-- BEGIN RECORDS FOR THE EXERCISE --
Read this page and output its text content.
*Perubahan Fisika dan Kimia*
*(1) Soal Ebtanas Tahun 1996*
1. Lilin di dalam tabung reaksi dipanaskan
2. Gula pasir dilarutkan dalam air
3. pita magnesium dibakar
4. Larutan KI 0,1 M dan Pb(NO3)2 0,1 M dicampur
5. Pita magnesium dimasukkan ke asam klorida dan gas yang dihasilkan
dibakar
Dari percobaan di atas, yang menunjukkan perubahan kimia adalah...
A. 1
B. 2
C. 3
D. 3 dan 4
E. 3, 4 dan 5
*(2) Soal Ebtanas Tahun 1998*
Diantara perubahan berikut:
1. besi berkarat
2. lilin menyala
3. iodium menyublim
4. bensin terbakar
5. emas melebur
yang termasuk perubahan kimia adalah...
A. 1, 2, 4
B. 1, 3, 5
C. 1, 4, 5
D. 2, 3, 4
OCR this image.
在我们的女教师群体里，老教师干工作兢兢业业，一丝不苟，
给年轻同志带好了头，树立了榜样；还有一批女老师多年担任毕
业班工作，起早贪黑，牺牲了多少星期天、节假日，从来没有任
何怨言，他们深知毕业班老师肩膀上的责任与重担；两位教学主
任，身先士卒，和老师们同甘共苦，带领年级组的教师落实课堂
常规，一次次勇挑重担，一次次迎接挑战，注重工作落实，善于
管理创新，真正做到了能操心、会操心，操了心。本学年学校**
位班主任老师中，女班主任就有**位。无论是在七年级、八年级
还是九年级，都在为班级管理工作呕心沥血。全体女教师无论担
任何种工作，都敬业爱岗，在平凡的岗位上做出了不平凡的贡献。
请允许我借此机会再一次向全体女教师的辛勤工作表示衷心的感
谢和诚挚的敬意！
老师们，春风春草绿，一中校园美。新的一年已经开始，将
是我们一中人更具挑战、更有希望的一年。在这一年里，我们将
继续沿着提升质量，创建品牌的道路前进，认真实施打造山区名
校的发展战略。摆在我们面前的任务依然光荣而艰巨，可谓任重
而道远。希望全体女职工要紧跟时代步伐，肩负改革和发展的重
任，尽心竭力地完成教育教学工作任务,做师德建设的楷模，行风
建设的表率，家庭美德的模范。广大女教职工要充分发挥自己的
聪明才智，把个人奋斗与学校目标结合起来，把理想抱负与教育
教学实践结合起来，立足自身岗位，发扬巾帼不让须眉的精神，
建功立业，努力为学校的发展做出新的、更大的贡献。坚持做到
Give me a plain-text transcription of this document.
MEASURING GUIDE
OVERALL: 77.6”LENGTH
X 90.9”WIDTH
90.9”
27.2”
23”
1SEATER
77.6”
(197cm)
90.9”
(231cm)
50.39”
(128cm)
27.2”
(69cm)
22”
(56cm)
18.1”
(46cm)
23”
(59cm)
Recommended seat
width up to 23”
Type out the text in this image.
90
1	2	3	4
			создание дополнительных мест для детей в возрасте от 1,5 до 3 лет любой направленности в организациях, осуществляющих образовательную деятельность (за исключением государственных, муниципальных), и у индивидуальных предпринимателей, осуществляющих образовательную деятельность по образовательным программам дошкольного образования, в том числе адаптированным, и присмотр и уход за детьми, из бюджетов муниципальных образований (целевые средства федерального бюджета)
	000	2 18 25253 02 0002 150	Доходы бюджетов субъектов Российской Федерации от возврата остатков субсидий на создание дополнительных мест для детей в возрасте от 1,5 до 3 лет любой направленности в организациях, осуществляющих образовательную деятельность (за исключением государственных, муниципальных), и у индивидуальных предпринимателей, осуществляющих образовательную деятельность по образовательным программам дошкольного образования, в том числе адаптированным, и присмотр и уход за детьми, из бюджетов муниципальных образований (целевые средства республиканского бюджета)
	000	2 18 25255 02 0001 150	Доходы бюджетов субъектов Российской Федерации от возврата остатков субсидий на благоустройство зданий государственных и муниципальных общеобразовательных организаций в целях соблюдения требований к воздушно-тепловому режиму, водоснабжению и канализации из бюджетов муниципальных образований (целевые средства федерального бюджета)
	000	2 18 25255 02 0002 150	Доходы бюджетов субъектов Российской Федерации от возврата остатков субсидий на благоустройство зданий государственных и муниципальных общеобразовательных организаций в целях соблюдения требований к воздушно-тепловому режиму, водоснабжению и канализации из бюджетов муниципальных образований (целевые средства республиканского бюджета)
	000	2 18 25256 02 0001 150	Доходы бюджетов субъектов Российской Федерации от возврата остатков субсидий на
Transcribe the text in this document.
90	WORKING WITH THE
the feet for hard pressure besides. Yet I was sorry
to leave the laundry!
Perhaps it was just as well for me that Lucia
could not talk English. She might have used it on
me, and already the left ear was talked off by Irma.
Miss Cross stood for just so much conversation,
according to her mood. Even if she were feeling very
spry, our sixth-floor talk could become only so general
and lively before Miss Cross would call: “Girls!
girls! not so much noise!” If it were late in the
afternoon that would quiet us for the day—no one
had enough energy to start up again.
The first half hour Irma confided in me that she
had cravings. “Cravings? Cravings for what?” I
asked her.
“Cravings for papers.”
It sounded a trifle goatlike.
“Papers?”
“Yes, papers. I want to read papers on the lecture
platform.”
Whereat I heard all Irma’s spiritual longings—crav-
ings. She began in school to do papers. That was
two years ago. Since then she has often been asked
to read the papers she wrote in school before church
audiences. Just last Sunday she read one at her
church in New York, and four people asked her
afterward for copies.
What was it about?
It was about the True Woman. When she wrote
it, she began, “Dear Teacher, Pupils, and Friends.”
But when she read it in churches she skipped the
-- END RECORDS FOR THE EXERCISE --
EXERCISE AIM - Reproduce every entry shown above, precisely as it stands.

ANSWER TO THE PROBLEM -
Read this page and output its text content.
*Perubahan Fisika dan Kimia*
*(1) Soal Ebtanas Tahun 1996*
1. Lilin di dalam tabung reaksi dipanaskan
2. Gula pasir dilarutkan dalam air
3. pita magnesium dibakar
4. Larutan KI 0,1 M dan Pb(NO3)2 0,1 M dicampur
5. Pita magnesium dimasukkan ke asam klorida dan gas yang dihasilkan
dibakar
Dari percobaan di atas, yang menunjukkan perubahan kimia adalah...
A. 1
B. 2
C. 3
D. 3 dan 4
E. 3, 4 dan 5
*(2) Soal Ebtanas Tahun 1998*
Diantara perubahan berikut:
1. besi berkarat
2. lilin menyala
3. iodium menyublim
4. bensin terbakar
5. emas melebur
yang termasuk perubahan kimia adalah...
A. 1, 2, 4
B. 1, 3, 5
C. 1, 4, 5
D. 2, 3, 4
OCR this image.
在我们的女教师群体里，老教师干工作兢兢业业，一丝不苟，
给年轻同志带好了头，树立了榜样；还有一批女老师多年担任毕
业班工作，起早贪黑，牺牲了多少星期天、节假日，从来没有任
何怨言，他们深知毕业班老师肩膀上的责任与重担；两位教学主
任，身先士卒，和老师们同甘共苦，带领年级组的教师落实课堂
常规，一次次勇挑重担，一次次迎接挑战，注重工作落实，善于
管理创新，真正做到了能操心、会操心，操了心。本学年学校**
位班主任老师中，女班主任就有**位。无论是在七年级、八年级
还是九年级，都在为班级管理工作呕心沥血。全体女教师无论担
任何种工作，都敬业爱岗，在平凡的岗位上做出了不平凡的贡献。
请允许我借此机会再一次向全体女教师的辛勤工作表示衷心的感
谢和诚挚的敬意！
老师们，春风春草绿，一中校园美。新的一年已经开始，将
是我们一中人更具挑战、更有希望的一年。在这一年里，我们将
继续沿着提升质量，创建品牌的道路前进，认真实施打造山区名
校的发展战略。摆在我们面前的任务依然光荣而艰巨，可谓任重
而道远。希望全体女职工要紧跟时代步伐，肩负改革和发展的重
任，尽心竭力地完成教育教学工作任务,做师德建设的楷模，行风
建设的表率，家庭美德的模范。广大女教职工要充分发挥自己的
聪明才智，把个人奋斗与学校目标结合起来，把理想抱负与教育
教学实践结合起来，立足自身岗位，发扬巾帼不让须眉的精神，
建功立业，努力为学校的发展做出新的、更大的贡献。坚持做到
Give me a plain-text transcription of this document.
MEASURING GUIDE
OVERALL: 77.6”LENGTH
X 90.9”WIDTH
90.9”
27.2”
23”
1SEATER
77.6”
(197cm)
90.9”
(231cm)
50.39”
(128cm)
27.2”
(69cm)
22”
(56cm)
18.1”
(46cm)
23”
(59cm)
Recommended seat
width up to 23”
Type out the text in this image.
90
1	2	3	4
			создание дополнительных мест для детей в возрасте от 1,5 до 3 лет любой направленности в организациях, осуществляющих образовательную деятельность (за исключением государственных, муниципальных), и у индивидуальных предпринимателей, осуществляющих образовательную деятельность по образовательным программам дошкольного образования, в том числе адаптированным, и присмотр и уход за детьми, из бюджетов муниципальных образований (целевые средства федерального бюджета)
	000	2 18 25253 02 0002 150	Доходы бюджетов субъектов Российской Федерации от возврата остатков субсидий на создание дополнительных мест для детей в возрасте от 1,5 до 3 лет любой направленности в организациях, осуществляющих образовательную деятельность (за исключением государственных, муниципальных), и у индивидуальных предпринимателей, осуществляющих образовательную деятельность по образовательным программам дошкольного образования, в том числе адаптированным, и присмотр и уход за детьми, из бюджетов муниципальных образований (целевые средства республиканского бюджета)
	000	2 18 25255 02 0001 150	Доходы бюджетов субъектов Российской Федерации от возврата остатков субсидий на благоустройство зданий государственных и муниципальных общеобразовательных организаций в целях соблюдения требований к воздушно-тепловому режиму, водоснабжению и канализации из бюджетов муниципальных образований (целевые средства федерального бюджета)
	000	2 18 25255 02 0002 150	Доходы бюджетов субъектов Российской Федерации от возврата остатков субсидий на благоустройство зданий государственных и муниципальных общеобразовательных организаций в целях соблюдения требований к воздушно-тепловому режиму, водоснабжению и канализации из бюджетов муниципальных образований (целевые средства республиканского бюджета)
	000	2 18 25256 02 0001 150	Доходы бюджетов субъектов Российской Федерации от возврата остатков субсидий на
Transcribe the text in this document.
90	WORKING WITH THE
the feet for hard pressure besides. Yet I was sorry
to leave the laundry!
Perhaps it was just as well for me that Lucia
could not talk English. She might have used it on
me, and already the left ear was talked off by Irma.
Miss Cross stood for just so much conversation,
according to her mood. Even if she were feeling very
spry, our sixth-floor talk could become only so general
and lively before Miss Cross would call: “Girls!
girls! not so much noise!” If it were late in the
afternoon that would quiet us for the day—no one
had enough energy to start up again.
The first half hour Irma confided in me that she
had cravings. “Cravings? Cravings for what?” I
asked her.
“Cravings for papers.”
It sounded a trifle goatlike.
“Papers?”
“Yes, papers. I want to read papers on the lecture
platform.”
Whereat I heard all Irma’s spiritual longings—crav-
ings. She began in school to do papers. That was
two years ago. Since then she has often been asked
to read the papers she wrote in school before church
audiences. Just last Sunday she read one at her
church in New York, and four people asked her
afterward for copies.
What was it about?
It was about the True Woman. When she wrote
it, she began, “Dear Teacher, Pupils, and Friends.”
But when she read it in churches she skipped the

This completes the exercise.